→ **To do**
1/ Turn the paragraph in the hydraulic energy text that begins "In the manufacturing industry" into a short list that keeps its main facts.
2/ From the hydraulic energy text, write out the part starting with "- Lubrication: These" and going on through "the system's filters.", and substitute "cooler" for "radiator".

→ **Quoted passage**
---*---

Hydraulic energy is energy obtained from the movement or pressure of liquids. It is often associated with water, used to produce electricity (hydroelectricity), but can also include other liquids in various industrial systems to transmit power or mechanical energy.
Where can you find hydraulic systems?
Thanks to their ability to produce large forces, hydraulic systems are used in a variety of sectors to lift, drive or move massive items with precision.
In the manufacturing industry, they are used for pressing, moulding and assembling parts. In construction, they power equipment such as excavators, bulldozers and cranes. In agriculture, tractors and combine harvesters incorporate hydraulic systems in front loaders, the rear lift for mounted machines and hydrostatic gearboxes. Heavy vehicles use them for brakes, power steering and other control mechanisms. The maritime sector uses hydraulics to operate rudders and lift anchors. Finally, this type of energy is essential in materials handling to lift heavy loads.
How does a hydraulic system work?
Hydraulic fluids
Their functions
Hydraulic fluid (also known as "hydraulic oil") plays many roles in this type of system:
- Power transmission: Hydraulic power transmission always requires an electric motor (stationary applications) or an internal combustion engine (mobile applications) to drive the pump. It is this pump that generates the hydraulic energy. The hydraulic power is transmitted to a receiver (cylinder) through a circuit. The receiver moves a mechanical component, such as the arm of an excavator.
- Lubrication: These oils lubricate and maintain a film between the surfaces of the various parts of the hydraulic system, reducing friction and therefore premature wear on moving mechanical components.
- Cooling friction parts: As the fluid moves through the hydraulic circuit, it distributes the heat generated by friction and the operation of mechanical components. A water-oil heat exchanger (radiator) can be fitted to the hydraulic circuit for optimum fluid temperature control.
- Protection against corrosion: Most hydraulic oils have properties that guarantee internal protection of mechanical components against corrosion and oxidation.
- Evacuation of pollutants: The fluid collects and transports the pollutants to the system's filters.
The different families of hydraulic oil
Hydraulic oils are divided into four main families, adapted according to the manufacturer's recommendations and the conditions of use.
- Mineral oils: These are economical but short-lived, sensitive to extreme temperatures, polluting and flammable. Used mainly in the automotive, agricultural, industrial and old equipment sectors.
- Synthetic oils: Versatile, durable and resistant to extreme temperatures, they are nevertheless more expensive. Commonly used in industry, aeronautics, mining and public works.
- Biodegradable oils: These are less toxic and break down naturally, making them ideal for applications where environmental impact needs to be reduced (marine equipment, forestry, hydroelectric power stations). More expensive, they are also vulnerable to high temperatures and water.

---*---

Data entries
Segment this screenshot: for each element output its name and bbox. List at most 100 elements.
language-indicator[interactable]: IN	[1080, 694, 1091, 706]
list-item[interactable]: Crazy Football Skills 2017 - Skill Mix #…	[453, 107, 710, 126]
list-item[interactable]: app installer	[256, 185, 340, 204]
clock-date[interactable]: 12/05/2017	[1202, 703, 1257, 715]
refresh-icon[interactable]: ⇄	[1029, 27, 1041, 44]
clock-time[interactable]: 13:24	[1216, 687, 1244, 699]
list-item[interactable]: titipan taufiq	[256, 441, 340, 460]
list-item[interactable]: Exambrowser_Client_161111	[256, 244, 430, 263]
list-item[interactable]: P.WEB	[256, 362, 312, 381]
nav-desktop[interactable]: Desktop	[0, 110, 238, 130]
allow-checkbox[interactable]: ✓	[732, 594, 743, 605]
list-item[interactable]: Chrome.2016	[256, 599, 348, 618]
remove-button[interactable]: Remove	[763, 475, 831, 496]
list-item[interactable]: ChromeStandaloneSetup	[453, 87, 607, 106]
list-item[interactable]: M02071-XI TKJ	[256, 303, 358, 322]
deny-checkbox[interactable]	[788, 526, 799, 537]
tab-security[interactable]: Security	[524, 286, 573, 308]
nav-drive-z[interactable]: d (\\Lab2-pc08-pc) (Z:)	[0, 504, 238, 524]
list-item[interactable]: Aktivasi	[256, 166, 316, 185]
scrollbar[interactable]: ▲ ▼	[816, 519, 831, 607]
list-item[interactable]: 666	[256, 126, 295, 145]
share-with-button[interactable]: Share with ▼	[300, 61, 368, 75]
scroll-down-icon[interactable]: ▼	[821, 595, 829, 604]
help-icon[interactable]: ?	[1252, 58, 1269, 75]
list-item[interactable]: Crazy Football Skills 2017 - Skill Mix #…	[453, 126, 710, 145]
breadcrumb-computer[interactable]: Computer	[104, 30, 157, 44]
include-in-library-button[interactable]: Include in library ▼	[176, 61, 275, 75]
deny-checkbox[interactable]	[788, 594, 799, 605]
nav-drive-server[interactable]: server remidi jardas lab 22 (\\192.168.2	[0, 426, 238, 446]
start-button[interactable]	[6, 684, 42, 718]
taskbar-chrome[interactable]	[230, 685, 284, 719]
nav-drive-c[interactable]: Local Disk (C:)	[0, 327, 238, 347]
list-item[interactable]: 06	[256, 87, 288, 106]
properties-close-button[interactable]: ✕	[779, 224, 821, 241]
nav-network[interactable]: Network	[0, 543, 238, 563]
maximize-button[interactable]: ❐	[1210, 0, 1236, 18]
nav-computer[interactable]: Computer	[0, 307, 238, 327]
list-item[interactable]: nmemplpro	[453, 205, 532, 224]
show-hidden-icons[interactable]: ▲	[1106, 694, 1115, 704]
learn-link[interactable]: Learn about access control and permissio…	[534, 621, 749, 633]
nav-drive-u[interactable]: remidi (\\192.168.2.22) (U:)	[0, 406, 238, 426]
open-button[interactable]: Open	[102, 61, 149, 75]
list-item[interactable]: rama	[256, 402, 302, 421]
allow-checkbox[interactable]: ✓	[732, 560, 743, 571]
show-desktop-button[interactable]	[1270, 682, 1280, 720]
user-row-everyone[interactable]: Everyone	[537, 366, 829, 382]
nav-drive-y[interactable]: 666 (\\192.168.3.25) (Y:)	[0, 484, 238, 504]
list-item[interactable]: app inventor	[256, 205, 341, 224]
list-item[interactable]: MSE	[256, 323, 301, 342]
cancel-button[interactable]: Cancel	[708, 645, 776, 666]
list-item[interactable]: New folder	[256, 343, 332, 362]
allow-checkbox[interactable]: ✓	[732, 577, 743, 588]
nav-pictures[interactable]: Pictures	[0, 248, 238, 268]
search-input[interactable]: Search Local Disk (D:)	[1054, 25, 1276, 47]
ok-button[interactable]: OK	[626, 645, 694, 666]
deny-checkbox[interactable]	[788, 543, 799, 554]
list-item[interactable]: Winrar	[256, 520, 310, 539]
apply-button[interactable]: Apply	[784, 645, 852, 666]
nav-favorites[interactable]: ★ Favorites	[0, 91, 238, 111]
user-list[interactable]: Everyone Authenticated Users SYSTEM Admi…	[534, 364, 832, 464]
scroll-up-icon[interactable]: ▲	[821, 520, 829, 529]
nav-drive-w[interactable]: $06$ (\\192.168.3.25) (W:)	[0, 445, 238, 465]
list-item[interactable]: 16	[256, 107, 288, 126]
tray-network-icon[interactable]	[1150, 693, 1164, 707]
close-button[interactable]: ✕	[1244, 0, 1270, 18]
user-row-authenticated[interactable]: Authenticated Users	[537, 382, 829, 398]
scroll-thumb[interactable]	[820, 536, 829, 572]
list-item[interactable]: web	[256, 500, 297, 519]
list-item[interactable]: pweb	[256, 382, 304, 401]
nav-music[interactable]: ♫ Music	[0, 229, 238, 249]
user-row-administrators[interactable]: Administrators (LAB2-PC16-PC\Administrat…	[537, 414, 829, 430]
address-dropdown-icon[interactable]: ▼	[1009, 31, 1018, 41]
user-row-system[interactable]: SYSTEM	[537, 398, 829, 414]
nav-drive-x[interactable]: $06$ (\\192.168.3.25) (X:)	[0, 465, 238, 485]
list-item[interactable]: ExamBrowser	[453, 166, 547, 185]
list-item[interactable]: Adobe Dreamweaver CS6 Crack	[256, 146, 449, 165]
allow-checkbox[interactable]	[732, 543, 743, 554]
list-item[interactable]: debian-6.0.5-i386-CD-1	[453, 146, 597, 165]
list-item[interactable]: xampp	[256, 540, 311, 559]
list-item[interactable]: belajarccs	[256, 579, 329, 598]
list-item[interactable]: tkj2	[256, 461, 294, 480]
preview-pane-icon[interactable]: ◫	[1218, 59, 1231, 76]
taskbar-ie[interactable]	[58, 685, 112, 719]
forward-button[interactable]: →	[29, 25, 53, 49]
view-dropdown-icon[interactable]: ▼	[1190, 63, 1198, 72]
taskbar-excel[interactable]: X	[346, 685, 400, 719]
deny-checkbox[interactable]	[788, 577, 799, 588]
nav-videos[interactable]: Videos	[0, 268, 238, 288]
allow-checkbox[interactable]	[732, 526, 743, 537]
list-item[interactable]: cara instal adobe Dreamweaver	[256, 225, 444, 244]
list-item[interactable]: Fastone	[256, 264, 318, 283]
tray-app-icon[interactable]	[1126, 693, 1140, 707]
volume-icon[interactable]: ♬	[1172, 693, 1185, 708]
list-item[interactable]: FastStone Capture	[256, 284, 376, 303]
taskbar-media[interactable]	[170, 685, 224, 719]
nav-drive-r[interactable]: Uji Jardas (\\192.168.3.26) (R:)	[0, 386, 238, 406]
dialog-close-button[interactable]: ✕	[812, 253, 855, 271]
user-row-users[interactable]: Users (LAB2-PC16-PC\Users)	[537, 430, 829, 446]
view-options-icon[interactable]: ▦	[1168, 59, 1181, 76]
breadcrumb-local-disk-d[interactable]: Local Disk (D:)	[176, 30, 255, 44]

---*---

→ **Solutions in order**
1/
- Manufacturing: pressing, molding and assembling parts
- Construction: powering excavators, bulldozers and cranes
- Agriculture: front loaders, the rear lift for mounted machines and hydrostatic gearboxes on tractors and combine harvesters
- Heavy vehicles: brakes, power steering and other control mechanisms
- Maritime: operating rudders and lifting anchors
- Materials handling: lifting heavy loads

2/
- Lubrication: These oils lubricate and maintain a film between the surfaces of the various parts of the hydraulic system, reducing friction and therefore premature wear on moving mechanical components.
- Cooling friction parts: As the fluid moves through the hydraulic circuit, it distributes the heat generated by friction and the operation of mechanical components. A water-oil heat exchanger (cooler) can be fitted to the hydraulic circuit for optimum fluid temperature control.
- Protection against corrosion: Most hydraulic oils have properties that guarantee internal protection of mechanical components against corrosion and oxidation.
- Evacuation of pollutants: The fluid collects and transports the pollutants to the system's filters.